PROBLEM TO WORK ON: Render the listing as a numbered list with blank lines omitted, starting at the line that contains "top-bar: Box Fill" and continuing through the last line of the listing.

········

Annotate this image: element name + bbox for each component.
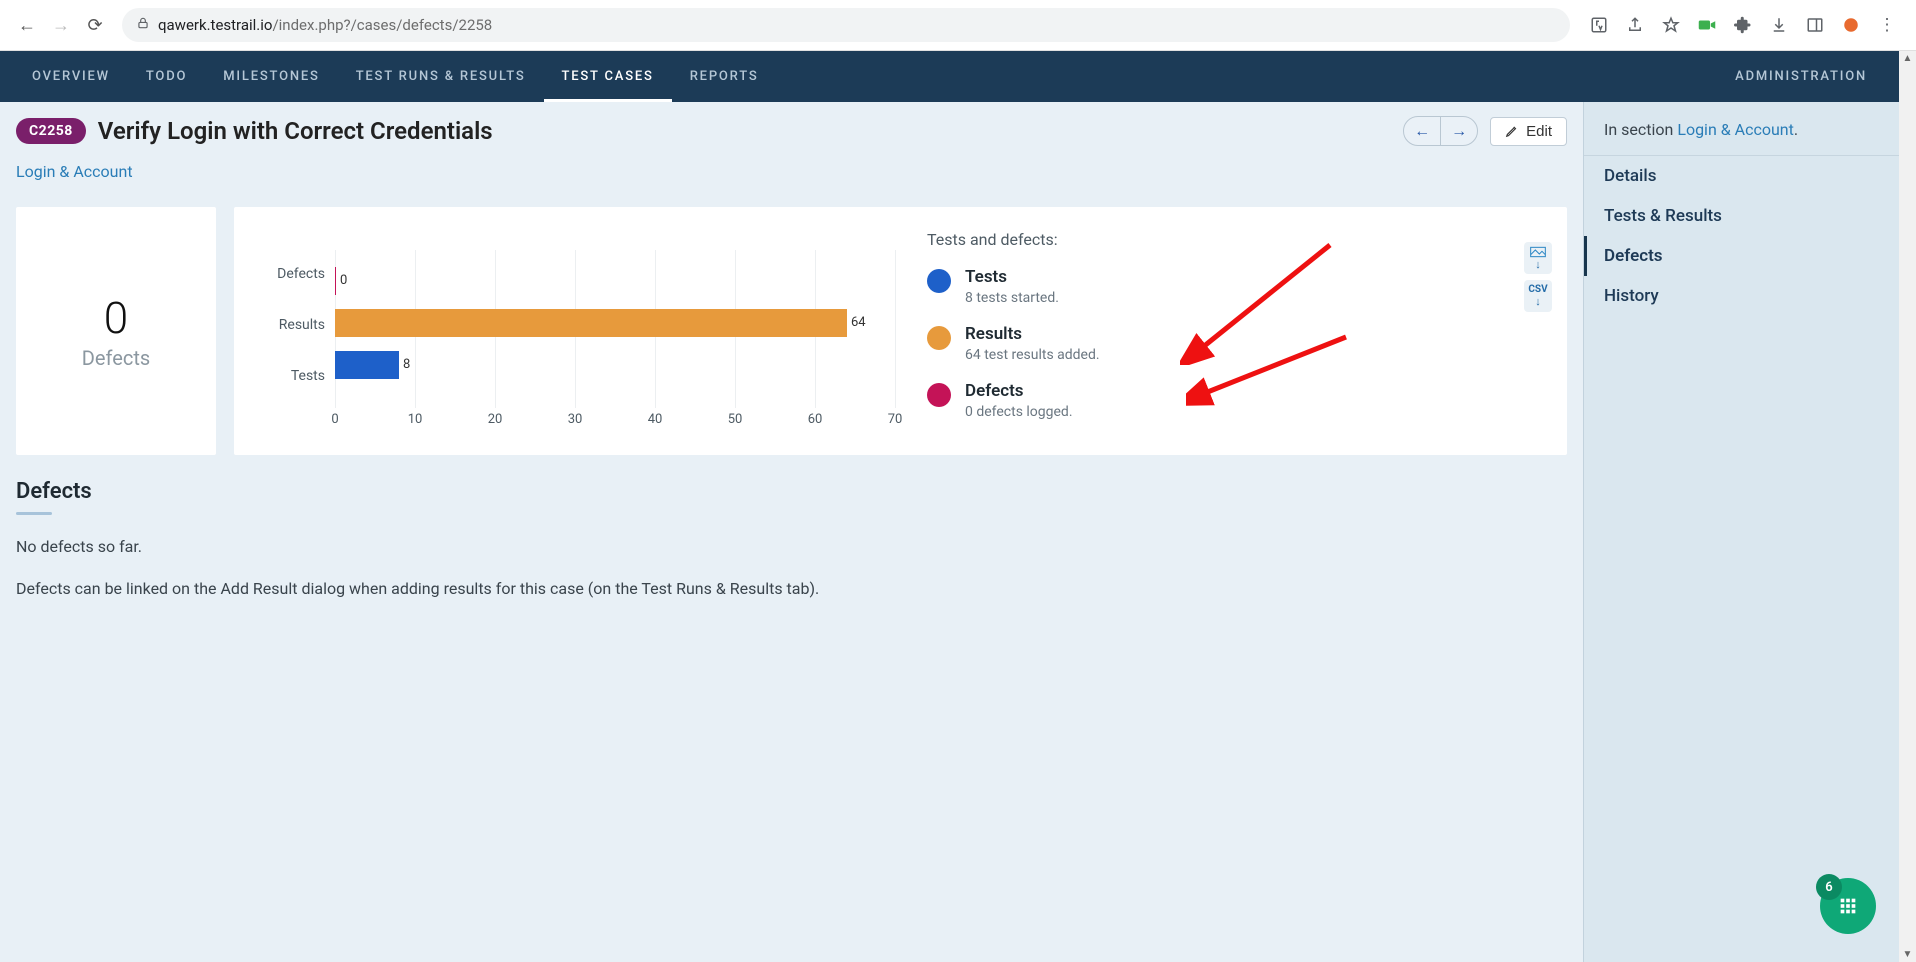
- csv-label: CSV: [1528, 284, 1547, 295]
- browser-actions: ⋮: [1580, 14, 1906, 36]
- legend-swatch: [927, 269, 951, 293]
- reload-button[interactable]: ⟳: [78, 8, 112, 42]
- downloads-icon[interactable]: [1768, 14, 1790, 36]
- chart-category-label: Tests: [245, 355, 335, 397]
- case-nav-arrows: ← →: [1403, 116, 1478, 146]
- defect-count-label: Defects: [82, 346, 150, 370]
- share-icon[interactable]: [1624, 14, 1646, 36]
- chart-xtick: 70: [888, 412, 903, 427]
- legend-subtext: 64 test results added.: [965, 347, 1100, 363]
- heading-underline: [16, 512, 52, 515]
- sidebar-item-tests-results[interactable]: Tests & Results: [1584, 196, 1899, 236]
- legend-swatch: [927, 383, 951, 407]
- grid-icon: [1837, 895, 1859, 917]
- menu-icon[interactable]: ⋮: [1876, 14, 1898, 36]
- chart-bar-value: 64: [851, 315, 866, 330]
- download-chart-image-button[interactable]: ↓: [1524, 242, 1552, 274]
- breadcrumb-link[interactable]: Login & Account: [16, 162, 133, 181]
- legend-title: Tests and defects:: [927, 230, 1524, 249]
- case-title: Verify Login with Correct Credentials: [98, 117, 493, 145]
- image-icon: [1530, 246, 1546, 258]
- sidebar-header: In section Login & Account.: [1584, 102, 1899, 156]
- legend-title-text: Tests: [965, 267, 1059, 287]
- defects-section: Defects No defects so far. Defects can b…: [0, 455, 1583, 601]
- chart-xtick: 60: [808, 412, 823, 427]
- browser-toolbar: ← → ⟳ qawerk.testrail.io /index.php?/cas…: [0, 0, 1916, 51]
- chart-xtick: 20: [488, 412, 503, 427]
- star-icon[interactable]: [1660, 14, 1682, 36]
- scroll-up-icon: ▲: [1903, 51, 1913, 66]
- chart-xtick: 40: [648, 412, 663, 427]
- legend-item: Tests 8 tests started.: [927, 267, 1524, 306]
- floating-action-button[interactable]: 6: [1820, 878, 1876, 934]
- fab-badge: 6: [1816, 874, 1842, 900]
- back-button[interactable]: ←: [10, 8, 44, 42]
- chart-bar: [335, 267, 336, 295]
- chart-xtick: 10: [408, 412, 423, 427]
- extension-video-icon[interactable]: [1696, 14, 1718, 36]
- defect-count-card: 0 Defects: [16, 207, 216, 455]
- address-bar[interactable]: qawerk.testrail.io /index.php?/cases/def…: [122, 8, 1570, 42]
- chart-bar-value: 8: [403, 357, 410, 372]
- scroll-down-icon: ▼: [1903, 947, 1913, 962]
- sidebar-item-defects[interactable]: Defects: [1584, 236, 1899, 276]
- tab-milestones[interactable]: MILESTONES: [205, 51, 337, 102]
- breadcrumb: Login & Account: [0, 156, 1583, 207]
- tab-reports[interactable]: REPORTS: [672, 51, 777, 102]
- chart-card: Defects Results Tests 0 10 20 30 40 50 60 70 0 64 8 …: [234, 207, 1567, 455]
- defect-count-value: 0: [104, 292, 128, 344]
- url-host: qawerk.testrail.io: [158, 16, 272, 34]
- forward-button[interactable]: →: [44, 8, 78, 42]
- chart-xtick: 50: [728, 412, 743, 427]
- tab-administration[interactable]: ADMINISTRATION: [1717, 51, 1885, 102]
- case-id-badge: C2258: [16, 118, 86, 144]
- bar-chart: Defects Results Tests 0 10 20 30 40 50 60 70 0 64 8: [245, 226, 905, 442]
- legend-subtext: 0 defects logged.: [965, 404, 1073, 420]
- tab-test-runs[interactable]: TEST RUNS & RESULTS: [338, 51, 544, 102]
- chart-bar: [335, 309, 847, 337]
- translate-icon[interactable]: [1588, 14, 1610, 36]
- tab-todo[interactable]: TODO: [128, 51, 205, 102]
- tab-test-cases[interactable]: TEST CASES: [544, 51, 672, 102]
- pencil-icon: [1505, 124, 1519, 138]
- defects-help-msg: Defects can be linked on the Add Result …: [16, 577, 1567, 601]
- edit-label: Edit: [1526, 123, 1552, 140]
- legend-subtext: 8 tests started.: [965, 290, 1059, 306]
- legend-title-text: Results: [965, 324, 1100, 344]
- chart-xtick: 30: [568, 412, 583, 427]
- download-chart-csv-button[interactable]: CSV ↓: [1524, 280, 1552, 312]
- legend-title-text: Defects: [965, 381, 1073, 401]
- chart-category-label: Defects: [245, 253, 335, 295]
- sidebar-item-history[interactable]: History: [1584, 276, 1899, 316]
- chart-bar: [335, 351, 399, 379]
- defects-heading: Defects: [16, 479, 1567, 504]
- page-header: C2258 Verify Login with Correct Credenti…: [0, 102, 1583, 156]
- sidebar-section-link[interactable]: Login & Account: [1677, 120, 1794, 139]
- sidebar-item-details[interactable]: Details: [1584, 156, 1899, 196]
- extension-orange-icon[interactable]: [1840, 14, 1862, 36]
- in-section-label: In section: [1604, 120, 1677, 139]
- url-path: /index.php?/cases/defects/2258: [272, 16, 492, 34]
- chart-legend: Tests and defects: Tests 8 tests started.…: [905, 226, 1524, 442]
- sidebar: In section Login & Account. DetailsTests…: [1583, 102, 1899, 962]
- legend-item: Defects 0 defects logged.: [927, 381, 1524, 420]
- edit-button[interactable]: Edit: [1490, 117, 1567, 146]
- legend-item: Results 64 test results added.: [927, 324, 1524, 363]
- chart-bar-value: 0: [340, 273, 347, 288]
- lock-icon: [136, 16, 150, 34]
- vertical-scrollbar[interactable]: ▲ ▼: [1899, 51, 1916, 962]
- extensions-icon[interactable]: [1732, 14, 1754, 36]
- defects-empty-msg: No defects so far.: [16, 535, 1567, 559]
- prev-case-button[interactable]: ←: [1404, 117, 1440, 145]
- legend-swatch: [927, 326, 951, 350]
- app-top-nav: OVERVIEW TODO MILESTONES TEST RUNS & RES…: [0, 51, 1899, 102]
- tab-overview[interactable]: OVERVIEW: [14, 51, 128, 102]
- chart-category-label: Results: [245, 304, 335, 346]
- chart-xtick: 0: [331, 412, 338, 427]
- next-case-button[interactable]: →: [1440, 117, 1477, 145]
- panel-icon[interactable]: [1804, 14, 1826, 36]
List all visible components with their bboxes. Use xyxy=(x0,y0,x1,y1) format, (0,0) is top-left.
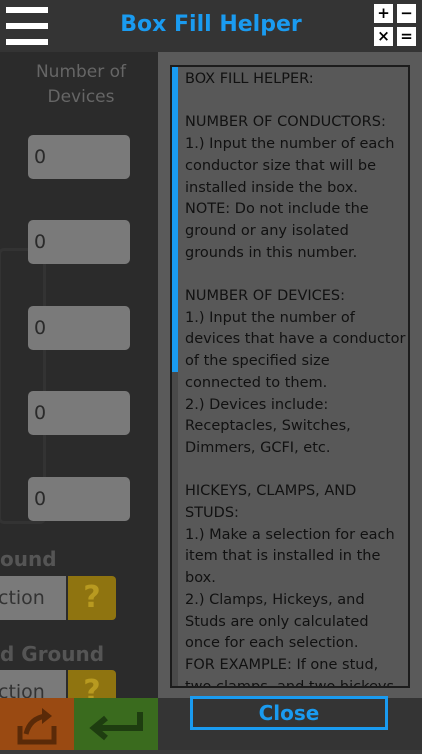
top-bar: Box Fill Helper + − × = xyxy=(0,0,422,52)
ground-help-button[interactable]: ? xyxy=(68,576,116,620)
help-text-box[interactable]: BOX FILL HELPER: NUMBER OF CONDUCTORS: 1… xyxy=(170,65,410,688)
devices-input-4[interactable]: 0 xyxy=(28,391,130,435)
calc-key-times: × xyxy=(374,27,393,46)
number-of-devices-header: Number of Devices xyxy=(35,62,127,107)
calc-key-minus: − xyxy=(397,4,416,23)
isolated-ground-section-label: d Ground xyxy=(0,642,105,666)
close-button[interactable]: Close xyxy=(190,696,388,730)
return-arrow-icon xyxy=(89,712,143,741)
share-button[interactable] xyxy=(0,698,74,750)
calculator-icon[interactable]: + − × = xyxy=(374,4,418,48)
devices-input-5[interactable]: 0 xyxy=(28,477,130,521)
dimmed-form-panel: Number of Devices 0 0 0 0 0 ound ction ?… xyxy=(0,52,158,698)
calc-key-plus: + xyxy=(374,4,393,23)
bottom-toolbar xyxy=(0,698,158,750)
help-text: BOX FILL HELPER: NUMBER OF CONDUCTORS: 1… xyxy=(185,71,406,688)
calc-key-equals: = xyxy=(397,27,416,46)
share-icon xyxy=(17,708,57,745)
devices-input-2[interactable]: 0 xyxy=(28,220,130,264)
ground-section-label: ound xyxy=(0,547,57,571)
ground-selection-dropdown[interactable]: ction xyxy=(0,576,66,620)
isolated-ground-help-button[interactable]: ? xyxy=(68,670,116,698)
isolated-ground-selection-dropdown[interactable]: ction xyxy=(0,670,66,698)
enter-button[interactable] xyxy=(74,698,158,750)
scrollbar-thumb[interactable] xyxy=(172,67,178,372)
page-title: Box Fill Helper xyxy=(120,12,302,37)
devices-input-1[interactable]: 0 xyxy=(28,135,130,179)
devices-input-3[interactable]: 0 xyxy=(28,306,130,350)
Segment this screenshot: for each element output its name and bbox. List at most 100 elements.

········

FINAL RESULT:
1. top-bar: Box Fill Helper + − × = xyxy=(0,0,422,52)
2. ground-help-button[interactable]: ? xyxy=(68,576,116,620)
3. help-text-box[interactable]: BOX FILL HELPER: NUMBER OF CONDUCTORS: 1… xyxy=(170,65,410,688)
4. devices-input-4[interactable]: 0 xyxy=(28,391,130,435)
5. calc-key-times: × xyxy=(374,27,393,46)
6. number-of-devices-header: Number of Devices xyxy=(35,62,127,107)
7. calc-key-minus: − xyxy=(397,4,416,23)
8. isolated-ground-section-label: d Ground xyxy=(0,642,105,666)
9. close-button[interactable]: Close xyxy=(190,696,388,730)
10. return-arrow-icon xyxy=(89,712,143,741)
11. share-button[interactable] xyxy=(0,698,74,750)
12. calculator-icon[interactable]: + − × = xyxy=(374,4,418,48)
13. devices-input-5[interactable]: 0 xyxy=(28,477,130,521)
14. dimmed-form-panel: Number of Devices 0 0 0 0 0 ound ction ?… xyxy=(0,52,158,698)
15. calc-key-plus: + xyxy=(374,4,393,23)
16. bottom-toolbar xyxy=(0,698,158,750)
17. help-text: BOX FILL HELPER: NUMBER OF CONDUCTORS: 1… xyxy=(185,71,406,688)
18. calc-key-equals: = xyxy=(397,27,416,46)
19. share-icon xyxy=(17,708,57,745)
20. devices-input-2[interactable]: 0 xyxy=(28,220,130,264)
21. ground-section-label: ound xyxy=(0,547,57,571)
22. ground-selection-dropdown[interactable]: ction xyxy=(0,576,66,620)
23. isolated-ground-help-button[interactable]: ? xyxy=(68,670,116,698)
24. isolated-ground-selection-dropdown[interactable]: ction xyxy=(0,670,66,698)
25. enter-button[interactable] xyxy=(74,698,158,750)
26. scrollbar-thumb[interactable] xyxy=(172,67,178,372)
27. page-title: Box Fill Helper xyxy=(120,12,302,37)
28. devices-input-1[interactable]: 0 xyxy=(28,135,130,179)
29. devices-input-3[interactable]: 0 xyxy=(28,306,130,350)
30. Segment this screenshot: for each element output its name and bbox. List at most 100 elements.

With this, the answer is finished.